染野太朗


プラスチックストロー廃止のニュースありスタバが世界を牽きゆくように

浜名理香「雨水溝清掃一ヶ月」(「うた新聞」2018年9月号)

 


 

「雨水溝清掃一ヶ月」は15首からなる。

 

草むらのかたちおのずと調いぬざんざん伐りにしたベロペロネ
自転車を止めて声かける人のありおどろが枝を鋸びくわれに
なるほどねぇ真っ赤な海老がちっくりと撥ねた花だよ小海老草だよ
雨水溝の汚泥ぶ厚く火ばさみが引き出すレジ袋またもレジ袋
スコップが土ごと切った太蚯蚓死んだ身体は泥を弾かず
てのひらが油すっぱい臭いするゴム厚手袋ぎゅいと外せば

※二首目「おどろ」に傍点あり

 

連作から一部を引いた。連作のタイトルが簡潔に内容を示している。体を使ったその作業の様子が五感をとおして、厚みと弾力のある韻律のもとで描かれる。というか、そのような韻律だからこそ、読みながら五感ということをつよく意識してしまう。五感を刺激される。生き生きと、というふうに表現するのにこれほどふさわしい連作もめったにないだろうな、と思う。

* [提供データ]
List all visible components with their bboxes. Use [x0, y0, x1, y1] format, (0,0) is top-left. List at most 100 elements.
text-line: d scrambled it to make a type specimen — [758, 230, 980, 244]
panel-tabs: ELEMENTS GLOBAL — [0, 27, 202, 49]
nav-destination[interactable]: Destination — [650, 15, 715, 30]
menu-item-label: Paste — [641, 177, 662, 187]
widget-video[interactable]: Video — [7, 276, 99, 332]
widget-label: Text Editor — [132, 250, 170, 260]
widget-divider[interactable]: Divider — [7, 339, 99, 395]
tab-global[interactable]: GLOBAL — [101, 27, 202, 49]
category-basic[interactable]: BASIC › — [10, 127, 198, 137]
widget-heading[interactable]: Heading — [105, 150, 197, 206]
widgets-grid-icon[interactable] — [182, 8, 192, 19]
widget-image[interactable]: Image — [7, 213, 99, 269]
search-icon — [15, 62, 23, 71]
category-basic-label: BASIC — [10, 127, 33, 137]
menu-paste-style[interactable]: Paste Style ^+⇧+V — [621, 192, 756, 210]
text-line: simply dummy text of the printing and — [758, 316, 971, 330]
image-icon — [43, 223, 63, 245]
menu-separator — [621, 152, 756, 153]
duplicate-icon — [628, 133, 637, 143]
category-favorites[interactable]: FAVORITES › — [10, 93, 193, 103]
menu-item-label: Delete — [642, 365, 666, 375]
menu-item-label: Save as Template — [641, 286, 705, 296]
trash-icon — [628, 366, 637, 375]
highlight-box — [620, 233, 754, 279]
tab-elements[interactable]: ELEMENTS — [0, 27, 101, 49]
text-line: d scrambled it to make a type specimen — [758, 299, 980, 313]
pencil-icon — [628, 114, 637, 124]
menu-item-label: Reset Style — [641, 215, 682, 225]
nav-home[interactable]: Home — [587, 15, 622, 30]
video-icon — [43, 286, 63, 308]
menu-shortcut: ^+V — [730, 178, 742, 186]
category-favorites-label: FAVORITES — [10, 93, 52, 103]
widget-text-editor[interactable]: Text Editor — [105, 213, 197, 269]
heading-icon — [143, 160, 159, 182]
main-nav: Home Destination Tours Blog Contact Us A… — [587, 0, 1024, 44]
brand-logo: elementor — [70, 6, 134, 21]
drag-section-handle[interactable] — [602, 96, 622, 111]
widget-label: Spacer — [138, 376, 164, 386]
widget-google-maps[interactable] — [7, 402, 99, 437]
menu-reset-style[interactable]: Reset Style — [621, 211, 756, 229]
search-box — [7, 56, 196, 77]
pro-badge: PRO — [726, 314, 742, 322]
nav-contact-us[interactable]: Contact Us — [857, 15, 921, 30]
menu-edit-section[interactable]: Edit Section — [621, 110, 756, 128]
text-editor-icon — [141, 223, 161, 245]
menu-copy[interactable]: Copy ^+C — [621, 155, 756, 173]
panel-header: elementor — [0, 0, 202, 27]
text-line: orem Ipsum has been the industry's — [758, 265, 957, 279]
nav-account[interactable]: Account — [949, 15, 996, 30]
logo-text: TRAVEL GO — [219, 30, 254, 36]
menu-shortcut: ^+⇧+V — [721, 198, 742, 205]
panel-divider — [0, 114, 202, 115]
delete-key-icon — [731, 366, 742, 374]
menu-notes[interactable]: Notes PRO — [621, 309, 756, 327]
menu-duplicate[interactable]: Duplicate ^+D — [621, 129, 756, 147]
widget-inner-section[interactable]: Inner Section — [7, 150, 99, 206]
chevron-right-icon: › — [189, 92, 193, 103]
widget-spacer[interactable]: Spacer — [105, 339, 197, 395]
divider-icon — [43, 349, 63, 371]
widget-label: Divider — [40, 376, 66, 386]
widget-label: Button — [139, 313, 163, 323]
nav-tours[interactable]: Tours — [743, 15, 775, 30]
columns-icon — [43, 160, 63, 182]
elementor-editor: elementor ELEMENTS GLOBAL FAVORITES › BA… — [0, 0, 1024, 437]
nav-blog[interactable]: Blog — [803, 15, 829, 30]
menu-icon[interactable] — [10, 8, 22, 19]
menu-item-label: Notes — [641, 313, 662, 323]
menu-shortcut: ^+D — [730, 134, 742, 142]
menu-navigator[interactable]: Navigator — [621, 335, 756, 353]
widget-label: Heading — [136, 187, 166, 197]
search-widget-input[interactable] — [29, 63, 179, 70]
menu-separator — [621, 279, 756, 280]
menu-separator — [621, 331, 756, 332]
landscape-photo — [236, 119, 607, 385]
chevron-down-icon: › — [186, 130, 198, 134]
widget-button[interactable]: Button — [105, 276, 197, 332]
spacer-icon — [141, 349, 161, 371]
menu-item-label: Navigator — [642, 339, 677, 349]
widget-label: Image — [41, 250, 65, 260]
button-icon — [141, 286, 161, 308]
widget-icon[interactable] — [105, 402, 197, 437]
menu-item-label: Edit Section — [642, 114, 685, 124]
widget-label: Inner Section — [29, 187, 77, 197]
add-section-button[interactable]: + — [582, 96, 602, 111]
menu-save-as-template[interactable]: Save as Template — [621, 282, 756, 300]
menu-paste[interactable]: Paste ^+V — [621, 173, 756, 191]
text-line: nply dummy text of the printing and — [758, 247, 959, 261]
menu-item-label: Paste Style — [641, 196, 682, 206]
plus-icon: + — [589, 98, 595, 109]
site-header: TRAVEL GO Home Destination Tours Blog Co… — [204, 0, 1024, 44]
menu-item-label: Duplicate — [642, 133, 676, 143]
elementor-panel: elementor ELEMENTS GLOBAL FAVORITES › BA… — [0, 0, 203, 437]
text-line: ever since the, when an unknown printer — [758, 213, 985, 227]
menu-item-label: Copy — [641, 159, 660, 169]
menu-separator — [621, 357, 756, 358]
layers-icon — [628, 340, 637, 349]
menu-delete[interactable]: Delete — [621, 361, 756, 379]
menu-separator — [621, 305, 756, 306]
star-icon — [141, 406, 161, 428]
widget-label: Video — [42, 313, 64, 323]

* [取り組む課題] 対象の文章のうち、「連作から一部を引いた。連作の」から始めて「ったにないだろうな、と思う。」までを、一字も変えずに書き出せ。 データは別の出典から取ったものである。

* [完成した解答]
連作から一部を引いた。連作のタイトルが簡潔に内容を示している。体を使ったその作業の様子が五感をとおして、厚みと弾力のある韻律のもとで描かれる。というか、そのような韻律だからこそ、読みながら五感ということをつよく意識してしまう。五感を刺激される。生き生きと、というふうに表現するのにこれほどふさわしい連作もめったにないだろうな、と思う。